Rewrite the items as a Markdown table with the columns Row and Item text. Start at the line that contains "row-section-code: 10 [750,406,794,462]" and stop after the line that contains "row-target-item-code: 10501 71901 [835,518,982,547]", leaving out blank lines.
——————————
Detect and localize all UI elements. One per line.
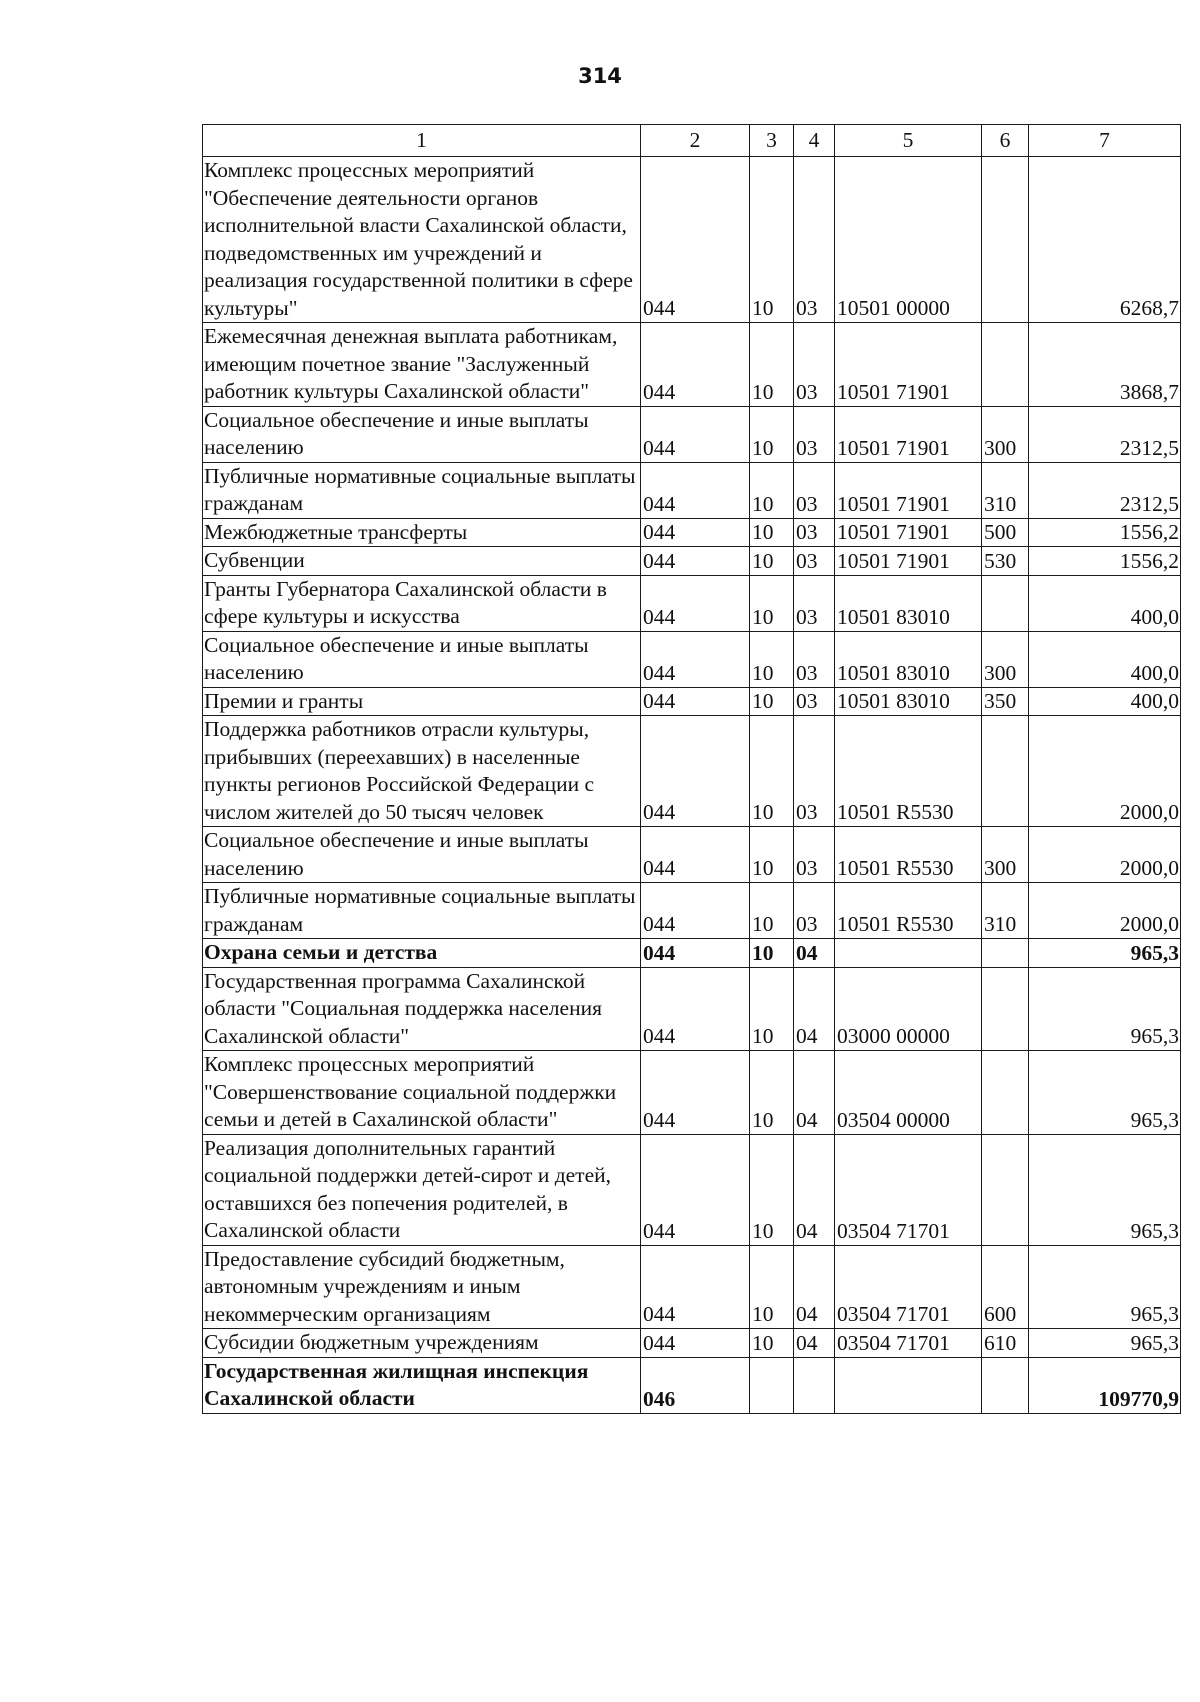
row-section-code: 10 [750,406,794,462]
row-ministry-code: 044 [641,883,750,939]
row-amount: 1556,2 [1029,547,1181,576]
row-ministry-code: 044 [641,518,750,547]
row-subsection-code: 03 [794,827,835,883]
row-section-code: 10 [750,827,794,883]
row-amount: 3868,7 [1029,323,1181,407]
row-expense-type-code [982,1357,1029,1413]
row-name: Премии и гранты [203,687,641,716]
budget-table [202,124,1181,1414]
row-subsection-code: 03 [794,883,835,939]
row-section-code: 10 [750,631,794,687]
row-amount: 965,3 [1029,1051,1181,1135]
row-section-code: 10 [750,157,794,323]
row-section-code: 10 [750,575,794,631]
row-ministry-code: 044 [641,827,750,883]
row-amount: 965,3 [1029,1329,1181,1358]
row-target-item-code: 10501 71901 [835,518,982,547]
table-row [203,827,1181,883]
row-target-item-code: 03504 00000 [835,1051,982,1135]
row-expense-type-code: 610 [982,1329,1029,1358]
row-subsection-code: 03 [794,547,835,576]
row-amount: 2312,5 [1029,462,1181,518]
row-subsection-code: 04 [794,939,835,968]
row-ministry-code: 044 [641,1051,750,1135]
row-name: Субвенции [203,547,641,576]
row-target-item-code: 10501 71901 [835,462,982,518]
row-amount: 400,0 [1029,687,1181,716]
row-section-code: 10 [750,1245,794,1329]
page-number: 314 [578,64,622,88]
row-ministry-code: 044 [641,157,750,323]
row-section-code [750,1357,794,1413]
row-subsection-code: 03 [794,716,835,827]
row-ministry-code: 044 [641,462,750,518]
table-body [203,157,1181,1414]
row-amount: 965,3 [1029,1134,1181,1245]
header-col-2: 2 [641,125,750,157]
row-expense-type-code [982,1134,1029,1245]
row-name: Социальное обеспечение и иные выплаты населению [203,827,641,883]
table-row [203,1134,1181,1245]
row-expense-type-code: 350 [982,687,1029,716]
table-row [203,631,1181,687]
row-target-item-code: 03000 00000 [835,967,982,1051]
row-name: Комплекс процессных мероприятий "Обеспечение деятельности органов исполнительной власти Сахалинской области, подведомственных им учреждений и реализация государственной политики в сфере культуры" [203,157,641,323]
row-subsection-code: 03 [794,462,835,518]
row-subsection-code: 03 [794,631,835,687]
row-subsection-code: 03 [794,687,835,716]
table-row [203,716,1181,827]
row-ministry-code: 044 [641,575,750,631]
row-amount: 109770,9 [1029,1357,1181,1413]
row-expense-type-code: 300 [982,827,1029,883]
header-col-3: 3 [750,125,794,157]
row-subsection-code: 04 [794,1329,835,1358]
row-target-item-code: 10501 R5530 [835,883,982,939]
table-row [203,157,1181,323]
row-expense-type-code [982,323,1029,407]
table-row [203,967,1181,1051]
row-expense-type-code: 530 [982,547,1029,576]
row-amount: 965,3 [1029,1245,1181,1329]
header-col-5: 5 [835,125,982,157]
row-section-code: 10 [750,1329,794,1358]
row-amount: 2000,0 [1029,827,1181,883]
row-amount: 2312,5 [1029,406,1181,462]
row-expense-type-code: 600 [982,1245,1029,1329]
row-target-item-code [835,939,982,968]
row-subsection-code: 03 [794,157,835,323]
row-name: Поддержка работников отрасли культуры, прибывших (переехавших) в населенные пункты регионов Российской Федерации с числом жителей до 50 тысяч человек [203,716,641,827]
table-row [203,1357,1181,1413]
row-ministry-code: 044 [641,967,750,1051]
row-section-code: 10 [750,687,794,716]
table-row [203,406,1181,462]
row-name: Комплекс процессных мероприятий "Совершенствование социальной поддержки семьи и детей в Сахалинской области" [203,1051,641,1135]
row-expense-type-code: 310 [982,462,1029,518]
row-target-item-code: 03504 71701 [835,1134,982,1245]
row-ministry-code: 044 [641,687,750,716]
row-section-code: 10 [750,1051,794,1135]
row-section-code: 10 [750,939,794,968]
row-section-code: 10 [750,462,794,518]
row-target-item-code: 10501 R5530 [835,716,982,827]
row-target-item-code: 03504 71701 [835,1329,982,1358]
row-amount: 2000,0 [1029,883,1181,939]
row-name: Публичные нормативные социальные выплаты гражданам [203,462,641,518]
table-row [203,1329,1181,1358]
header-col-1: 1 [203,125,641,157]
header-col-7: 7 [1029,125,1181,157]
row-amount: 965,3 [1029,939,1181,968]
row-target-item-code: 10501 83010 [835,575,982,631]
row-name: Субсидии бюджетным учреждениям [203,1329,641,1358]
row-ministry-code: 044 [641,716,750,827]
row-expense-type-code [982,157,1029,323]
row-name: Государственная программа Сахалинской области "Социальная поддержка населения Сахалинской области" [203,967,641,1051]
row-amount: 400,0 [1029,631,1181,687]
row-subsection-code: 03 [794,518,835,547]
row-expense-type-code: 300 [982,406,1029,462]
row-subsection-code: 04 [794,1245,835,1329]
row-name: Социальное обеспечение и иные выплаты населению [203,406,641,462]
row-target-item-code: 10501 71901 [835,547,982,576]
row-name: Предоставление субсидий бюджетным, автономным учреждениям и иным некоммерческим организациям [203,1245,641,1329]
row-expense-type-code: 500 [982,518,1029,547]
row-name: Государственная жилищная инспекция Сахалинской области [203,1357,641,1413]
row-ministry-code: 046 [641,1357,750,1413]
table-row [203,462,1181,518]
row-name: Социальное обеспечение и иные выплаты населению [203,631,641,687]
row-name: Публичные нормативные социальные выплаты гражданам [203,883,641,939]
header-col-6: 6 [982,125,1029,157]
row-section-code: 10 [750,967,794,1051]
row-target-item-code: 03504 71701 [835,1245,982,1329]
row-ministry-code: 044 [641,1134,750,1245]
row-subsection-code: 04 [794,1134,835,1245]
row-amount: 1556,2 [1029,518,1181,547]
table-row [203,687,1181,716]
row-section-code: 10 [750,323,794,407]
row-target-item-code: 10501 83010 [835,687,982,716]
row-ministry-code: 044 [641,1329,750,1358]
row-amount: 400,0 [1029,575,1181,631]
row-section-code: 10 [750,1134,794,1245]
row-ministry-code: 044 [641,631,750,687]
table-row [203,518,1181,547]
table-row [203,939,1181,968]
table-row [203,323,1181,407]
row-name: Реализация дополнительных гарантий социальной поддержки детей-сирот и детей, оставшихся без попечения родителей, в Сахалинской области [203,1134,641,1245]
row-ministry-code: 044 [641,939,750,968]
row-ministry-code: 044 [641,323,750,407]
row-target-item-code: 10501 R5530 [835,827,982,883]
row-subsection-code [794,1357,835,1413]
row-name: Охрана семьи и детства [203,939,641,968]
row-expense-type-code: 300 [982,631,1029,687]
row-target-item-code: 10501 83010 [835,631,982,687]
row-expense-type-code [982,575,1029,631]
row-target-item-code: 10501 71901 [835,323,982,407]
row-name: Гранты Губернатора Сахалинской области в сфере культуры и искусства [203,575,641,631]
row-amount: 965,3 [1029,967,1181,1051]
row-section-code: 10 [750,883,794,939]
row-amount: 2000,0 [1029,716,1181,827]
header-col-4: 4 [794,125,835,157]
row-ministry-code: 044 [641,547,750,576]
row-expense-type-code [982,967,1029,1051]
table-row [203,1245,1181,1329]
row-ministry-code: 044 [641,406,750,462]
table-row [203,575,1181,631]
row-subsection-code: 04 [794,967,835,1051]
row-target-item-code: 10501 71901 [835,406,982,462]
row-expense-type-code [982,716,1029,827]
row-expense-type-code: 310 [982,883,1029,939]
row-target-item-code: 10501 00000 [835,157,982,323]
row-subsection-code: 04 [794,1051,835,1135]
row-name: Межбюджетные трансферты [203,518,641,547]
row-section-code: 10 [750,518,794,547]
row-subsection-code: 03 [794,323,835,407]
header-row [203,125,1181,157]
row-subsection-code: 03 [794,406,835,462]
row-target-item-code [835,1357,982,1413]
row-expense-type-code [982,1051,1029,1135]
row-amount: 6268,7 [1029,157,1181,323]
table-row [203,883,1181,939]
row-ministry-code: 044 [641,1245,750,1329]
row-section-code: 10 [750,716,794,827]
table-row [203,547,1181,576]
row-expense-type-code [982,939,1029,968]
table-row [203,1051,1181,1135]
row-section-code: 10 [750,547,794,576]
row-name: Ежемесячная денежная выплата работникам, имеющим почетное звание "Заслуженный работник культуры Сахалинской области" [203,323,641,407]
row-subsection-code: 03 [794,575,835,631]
——————————
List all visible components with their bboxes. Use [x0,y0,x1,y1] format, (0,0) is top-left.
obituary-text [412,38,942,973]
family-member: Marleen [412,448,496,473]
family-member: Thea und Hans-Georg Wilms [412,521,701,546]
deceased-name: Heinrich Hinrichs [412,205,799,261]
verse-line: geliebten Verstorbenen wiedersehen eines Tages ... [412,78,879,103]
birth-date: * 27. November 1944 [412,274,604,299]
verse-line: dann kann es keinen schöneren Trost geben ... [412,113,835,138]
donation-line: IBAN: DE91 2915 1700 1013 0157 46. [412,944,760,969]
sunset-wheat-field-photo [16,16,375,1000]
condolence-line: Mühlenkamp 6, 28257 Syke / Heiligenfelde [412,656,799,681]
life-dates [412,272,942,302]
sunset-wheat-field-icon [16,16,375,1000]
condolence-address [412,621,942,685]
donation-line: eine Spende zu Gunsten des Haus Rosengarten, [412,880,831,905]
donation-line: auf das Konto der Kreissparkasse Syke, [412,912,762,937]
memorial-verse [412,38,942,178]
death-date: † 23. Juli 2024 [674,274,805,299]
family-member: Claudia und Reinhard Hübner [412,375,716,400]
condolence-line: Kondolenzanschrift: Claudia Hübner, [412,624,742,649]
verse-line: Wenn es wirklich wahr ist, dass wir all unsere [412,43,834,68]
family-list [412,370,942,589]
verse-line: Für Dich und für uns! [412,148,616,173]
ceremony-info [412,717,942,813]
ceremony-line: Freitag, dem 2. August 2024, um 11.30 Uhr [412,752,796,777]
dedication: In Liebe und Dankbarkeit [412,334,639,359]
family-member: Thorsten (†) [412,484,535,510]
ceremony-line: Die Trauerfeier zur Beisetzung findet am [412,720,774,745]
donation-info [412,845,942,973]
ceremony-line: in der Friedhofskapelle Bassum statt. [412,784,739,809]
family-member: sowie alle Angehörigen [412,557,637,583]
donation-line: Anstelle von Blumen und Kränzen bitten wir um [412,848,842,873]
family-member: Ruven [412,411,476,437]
——————————
## Answer to this task
| Row | Item text |
|---|---|
| 1 | row-section-code: 10 [750,406,794,462] |
| 2 | row-ministry-code: 044 [641,883,750,939] |
| 3 | row-amount: 1556,2 [1029,547,1181,576] |
| 4 | row-ministry-code: 044 [641,518,750,547] |
| 5 | row-subsection-code: 03 [794,827,835,883] |
| 6 | row-section-code: 10 [750,827,794,883] |
| 7 | row-amount: 3868,7 [1029,323,1181,407] |
| 8 | row-expense-type-code [982,1357,1029,1413] |
| 9 | row-name: Премии и гранты [203,687,641,716] |
| 10 | budget-table [202,124,1181,1414] |
| 11 | row-subsection-code: 03 [794,883,835,939] |
| 12 | row-section-code: 10 [750,631,794,687] |
| 13 | row-amount: 965,3 [1029,1051,1181,1135] |
| 14 | row-section-code: 10 [750,157,794,323] |
| 15 | row-section-code: 10 [750,575,794,631] |
| 16 | row-ministry-code: 044 [641,827,750,883] |
| 17 | row-amount: 965,3 [1029,1329,1181,1358] |
| 18 | row-target-item-code: 10501 71901 [835,518,982,547] |